● Material shown
• • •
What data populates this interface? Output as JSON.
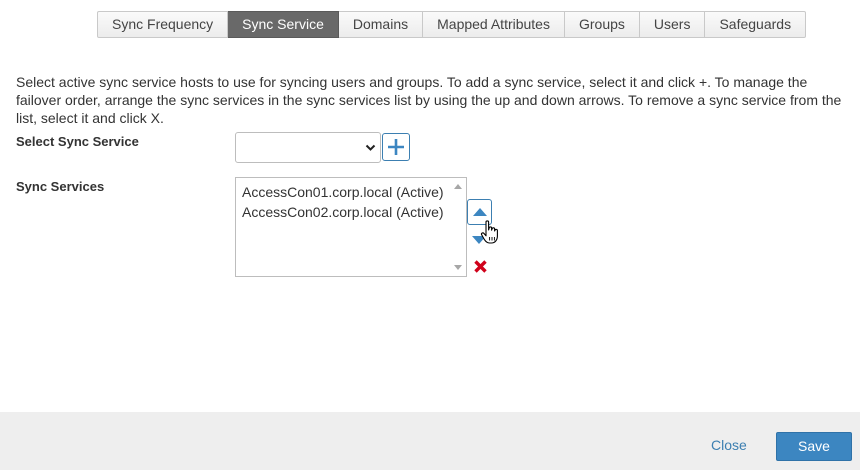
{
  "tabs": [
    {
      "label": "Sync Frequency"
    },
    {
      "label": "Sync Service"
    },
    {
      "label": "Domains"
    },
    {
      "label": "Mapped Attributes"
    },
    {
      "label": "Groups"
    },
    {
      "label": "Users"
    },
    {
      "label": "Safeguards"
    }
  ],
  "active_tab": "Sync Service",
  "description": "Select active sync service hosts to use for syncing users and groups. To add a sync service, select it and click +. To manage the failover order, arrange the sync services in the sync services list by using the up and down arrows. To remove a sync service from the list, select it and click X.",
  "select_sync_service": {
    "label": "Select Sync Service",
    "value": ""
  },
  "sync_services": {
    "label": "Sync Services",
    "items": [
      "AccessCon01.corp.local (Active)",
      "AccessCon02.corp.local (Active)"
    ]
  },
  "footer": {
    "close_label": "Close",
    "save_label": "Save"
  },
  "colors": {
    "accent": "#3c86c1",
    "active_tab_bg": "#696969",
    "remove_red": "#d0021b",
    "footer_bg": "#eeeeee"
  },
  "icons": [
    "plus-icon",
    "chevron-down-icon",
    "arrow-up-icon",
    "arrow-down-icon",
    "remove-x-icon",
    "hand-cursor-icon"
  ]
}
• • •
● Given task
Transcribe every record above exactly, leaving out the pictures.

● Output for this task
What data populates this interface? Output as JSON.
{
  "tabs": [
    {
      "label": "Sync Frequency"
    },
    {
      "label": "Sync Service"
    },
    {
      "label": "Domains"
    },
    {
      "label": "Mapped Attributes"
    },
    {
      "label": "Groups"
    },
    {
      "label": "Users"
    },
    {
      "label": "Safeguards"
    }
  ],
  "active_tab": "Sync Service",
  "description": "Select active sync service hosts to use for syncing users and groups. To add a sync service, select it and click +. To manage the failover order, arrange the sync services in the sync services list by using the up and down arrows. To remove a sync service from the list, select it and click X.",
  "select_sync_service": {
    "label": "Select Sync Service",
    "value": ""
  },
  "sync_services": {
    "label": "Sync Services",
    "items": [
      "AccessCon01.corp.local (Active)",
      "AccessCon02.corp.local (Active)"
    ]
  },
  "footer": {
    "close_label": "Close",
    "save_label": "Save"
  },
  "colors": {
    "accent": "#3c86c1",
    "active_tab_bg": "#696969",
    "remove_red": "#d0021b",
    "footer_bg": "#eeeeee"
  },
  "icons": [
    "plus-icon",
    "chevron-down-icon",
    "arrow-up-icon",
    "arrow-down-icon",
    "remove-x-icon",
    "hand-cursor-icon"
  ]
}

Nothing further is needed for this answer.